====== Data listing

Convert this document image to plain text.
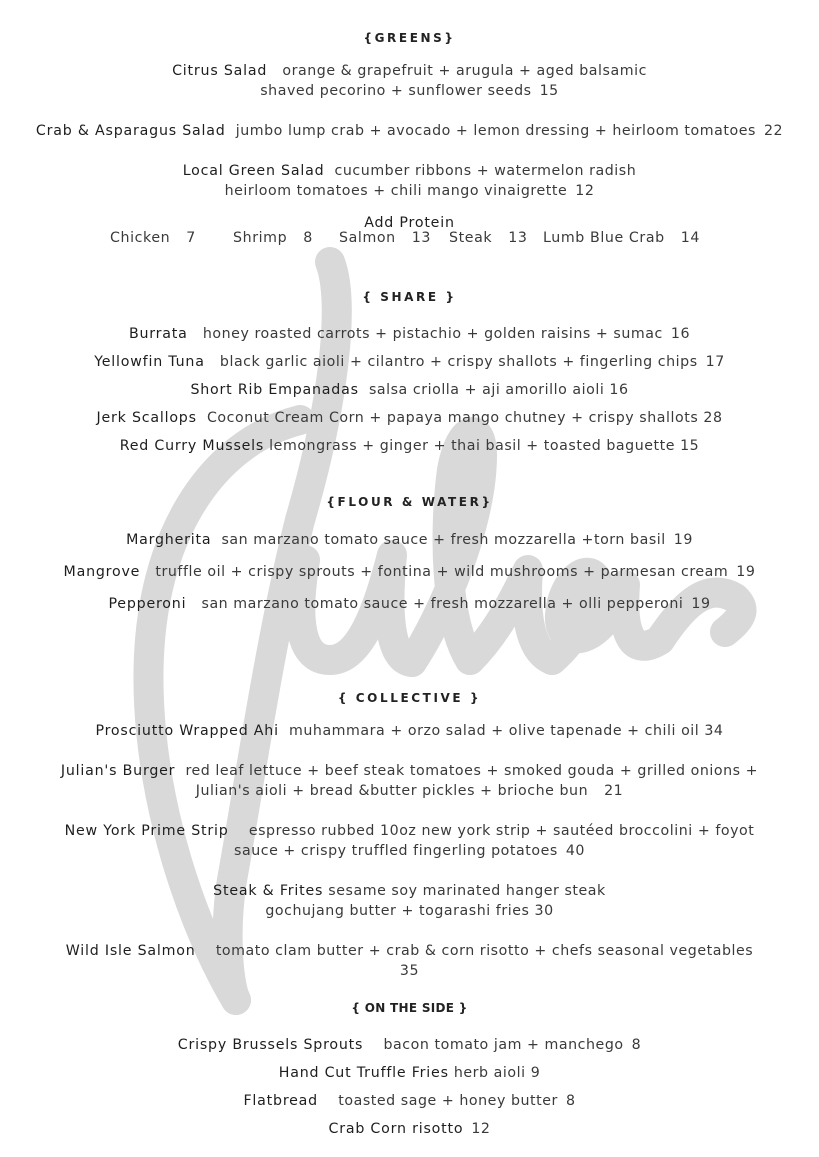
{GREENS}
Citrus Salad orange & grapefruit + arugula + aged balsamic
shaved pecorino + sunflower seeds 15
Crab & Asparagus Salad jumbo lump crab + avocado + lemon dressing + heirloom tomatoes 22
Local Green Salad cucumber ribbons + watermelon radish
heirloom tomatoes + chili mango vinaigrette 12
Add Protein
Chicken 7	Shrimp 8 Salmon 13 Steak 13 Lumb Blue Crab 14
{ SHARE }
Burrata honey roasted carrots + pistachio + golden raisins + sumac 16
Yellowfin Tuna black garlic aioli + cilantro + crispy shallots + fingerling chips 17
Short Rib Empanadas salsa criolla + aji amorillo aioli 16
Jerk Scallops Coconut Cream Corn + papaya mango chutney + crispy shallots 28
Red Curry Mussels lemongrass + ginger + thai basil + toasted baguette 15
{FLOUR & WATER}
Margherita san marzano tomato sauce + fresh mozzarella +torn basil 19
Mangrove truffle oil + crispy sprouts + fontina + wild mushrooms + parmesan cream 19
Pepperoni san marzano tomato sauce + fresh mozzarella + olli pepperoni 19
{ COLLECTIVE }
Prosciutto Wrapped Ahi muhammara + orzo salad + olive tapenade + chili oil 34
Julian's Burger red leaf lettuce + beef steak tomatoes + smoked gouda + grilled onions +
Julian's aioli + bread &butter pickles + brioche bun 21
New York Prime Strip espresso rubbed 10oz new york strip + sautéed broccolini + foyot
sauce + crispy truffled fingerling potatoes 40
Steak & Frites sesame soy marinated hanger steak
gochujang butter + togarashi fries 30
Wild Isle Salmon tomato clam butter + crab & corn risotto + chefs seasonal vegetables
35
{ ON THE SIDE }
Crispy Brussels Sprouts bacon tomato jam + manchego 8
Hand Cut Truffle Fries herb aioli 9
Flatbread toasted sage + honey butter 8
Crab Corn risotto 12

============

Task instructions:
Copy out the entries verbatim, but skip every picture.

Response area:
Convert this document image to plain text.
{GREENS}
Citrus Salad orange & grapefruit + arugula + aged balsamic
shaved pecorino + sunflower seeds 15
Crab & Asparagus Salad jumbo lump crab + avocado + lemon dressing + heirloom tomatoes 22
Local Green Salad cucumber ribbons + watermelon radish
heirloom tomatoes + chili mango vinaigrette 12
Add Protein
Chicken 7	Shrimp 8 Salmon 13 Steak 13 Lumb Blue Crab 14
{ SHARE }
Burrata honey roasted carrots + pistachio + golden raisins + sumac 16
Yellowfin Tuna black garlic aioli + cilantro + crispy shallots + fingerling chips 17
Short Rib Empanadas salsa criolla + aji amorillo aioli 16
Jerk Scallops Coconut Cream Corn + papaya mango chutney + crispy shallots 28
Red Curry Mussels lemongrass + ginger + thai basil + toasted baguette 15
{FLOUR & WATER}
Margherita san marzano tomato sauce + fresh mozzarella +torn basil 19
Mangrove truffle oil + crispy sprouts + fontina + wild mushrooms + parmesan cream 19
Pepperoni san marzano tomato sauce + fresh mozzarella + olli pepperoni 19
{ COLLECTIVE }
Prosciutto Wrapped Ahi muhammara + orzo salad + olive tapenade + chili oil 34
Julian's Burger red leaf lettuce + beef steak tomatoes + smoked gouda + grilled onions +
Julian's aioli + bread &butter pickles + brioche bun 21
New York Prime Strip espresso rubbed 10oz new york strip + sautéed broccolini + foyot
sauce + crispy truffled fingerling potatoes 40
Steak & Frites sesame soy marinated hanger steak
gochujang butter + togarashi fries 30
Wild Isle Salmon tomato clam butter + crab & corn risotto + chefs seasonal vegetables
35
{ ON THE SIDE }
Crispy Brussels Sprouts bacon tomato jam + manchego 8
Hand Cut Truffle Fries herb aioli 9
Flatbread toasted sage + honey butter 8
Crab Corn risotto 12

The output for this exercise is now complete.